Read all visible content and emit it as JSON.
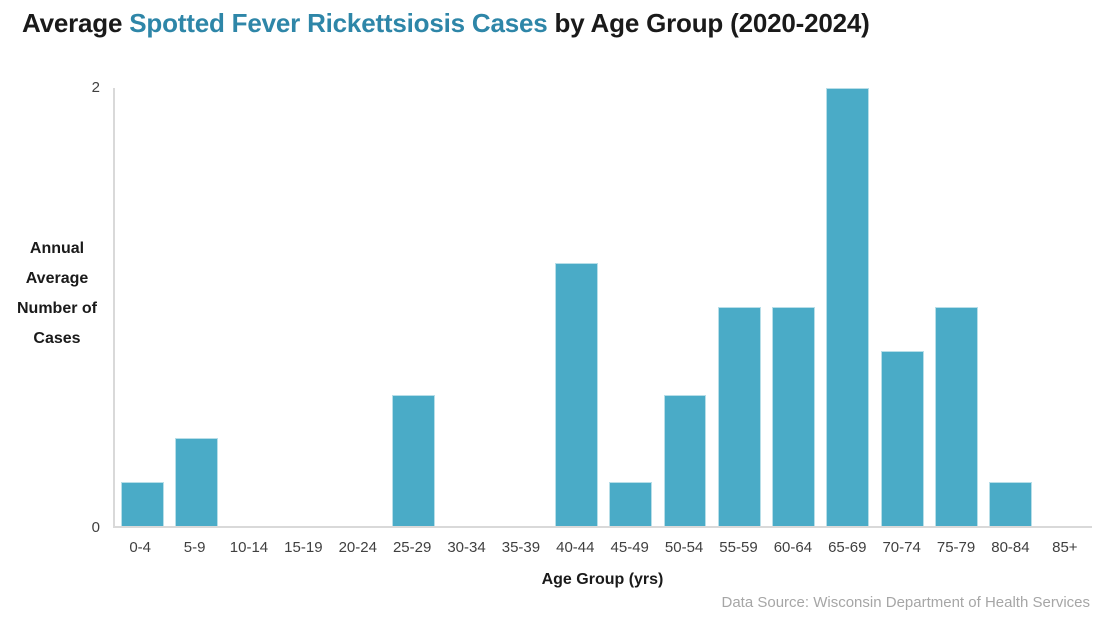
{
  "title": {
    "prefix": "Average ",
    "highlight": "Spotted Fever Rickettsiosis Cases",
    "suffix": " by Age Group (2020-2024)"
  },
  "chart_data": {
    "type": "bar",
    "title": "Average Spotted Fever Rickettsiosis Cases by Age Group (2020-2024)",
    "categories": [
      "0-4",
      "5-9",
      "10-14",
      "15-19",
      "20-24",
      "25-29",
      "30-34",
      "35-39",
      "40-44",
      "45-49",
      "50-54",
      "55-59",
      "60-64",
      "65-69",
      "70-74",
      "75-79",
      "80-84",
      "85+"
    ],
    "values": [
      0.2,
      0.4,
      0,
      0,
      0,
      0.6,
      0,
      0,
      1.2,
      0.2,
      0.6,
      1,
      1,
      2,
      0.8,
      1,
      0.2,
      0
    ],
    "xlabel": "Age Group (yrs)",
    "ylabel": "Annual Average Number of Cases",
    "ylim": [
      0,
      2
    ],
    "yticks": [
      0,
      2
    ],
    "grid": false,
    "legend_position": "none",
    "bar_color": "#4aabc7",
    "bar_border_color": "#b7dee8"
  },
  "y_axis": {
    "title_text": "Annual\nAverage\nNumber of\nCases",
    "tick_top": "2",
    "tick_bottom": "0"
  },
  "x_axis": {
    "title": "Age Group (yrs)"
  },
  "source": "Data Source: Wisconsin Department of Health Services",
  "colors": {
    "title_text": "#1a1a1a",
    "title_highlight": "#2e86a8",
    "bar_fill": "#4aabc7",
    "bar_border": "#b7dee8",
    "axis_line": "#d9d9d9",
    "tick_text": "#404040",
    "source_text": "#a6a6a6",
    "background": "#ffffff"
  }
}
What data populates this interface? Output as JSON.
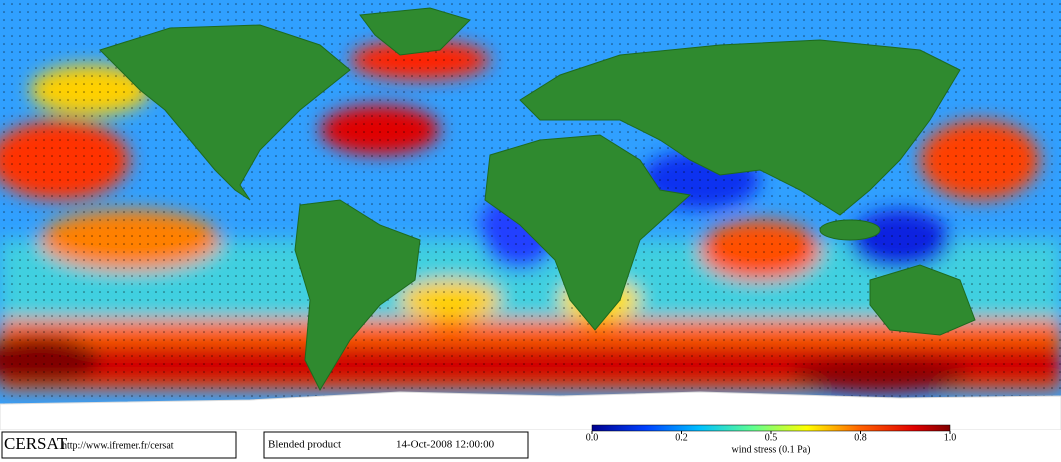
========================
Using the material above, set down every line exactly, but skip the pictures.

» RESULT OF THE EXERCISE
Read all visible content and emit it as JSON.
{
  "title": {
    "prefix": "Average ",
    "highlight": "Spotted Fever Rickettsiosis Cases",
    "suffix": " by Age Group (2020-2024)"
  },
  "chart_data": {
    "type": "bar",
    "title": "Average Spotted Fever Rickettsiosis Cases by Age Group (2020-2024)",
    "categories": [
      "0-4",
      "5-9",
      "10-14",
      "15-19",
      "20-24",
      "25-29",
      "30-34",
      "35-39",
      "40-44",
      "45-49",
      "50-54",
      "55-59",
      "60-64",
      "65-69",
      "70-74",
      "75-79",
      "80-84",
      "85+"
    ],
    "values": [
      0.2,
      0.4,
      0,
      0,
      0,
      0.6,
      0,
      0,
      1.2,
      0.2,
      0.6,
      1,
      1,
      2,
      0.8,
      1,
      0.2,
      0
    ],
    "xlabel": "Age Group (yrs)",
    "ylabel": "Annual Average Number of Cases",
    "ylim": [
      0,
      2
    ],
    "yticks": [
      0,
      2
    ],
    "grid": false,
    "legend_position": "none",
    "bar_color": "#4aabc7",
    "bar_border_color": "#b7dee8"
  },
  "y_axis": {
    "title_text": "Annual\nAverage\nNumber of\nCases",
    "tick_top": "2",
    "tick_bottom": "0"
  },
  "x_axis": {
    "title": "Age Group (yrs)"
  },
  "source": "Data Source: Wisconsin Department of Health Services",
  "colors": {
    "title_text": "#1a1a1a",
    "title_highlight": "#2e86a8",
    "bar_fill": "#4aabc7",
    "bar_border": "#b7dee8",
    "axis_line": "#d9d9d9",
    "tick_text": "#404040",
    "source_text": "#a6a6a6",
    "background": "#ffffff"
  }
}
What data populates this interface? Output as JSON.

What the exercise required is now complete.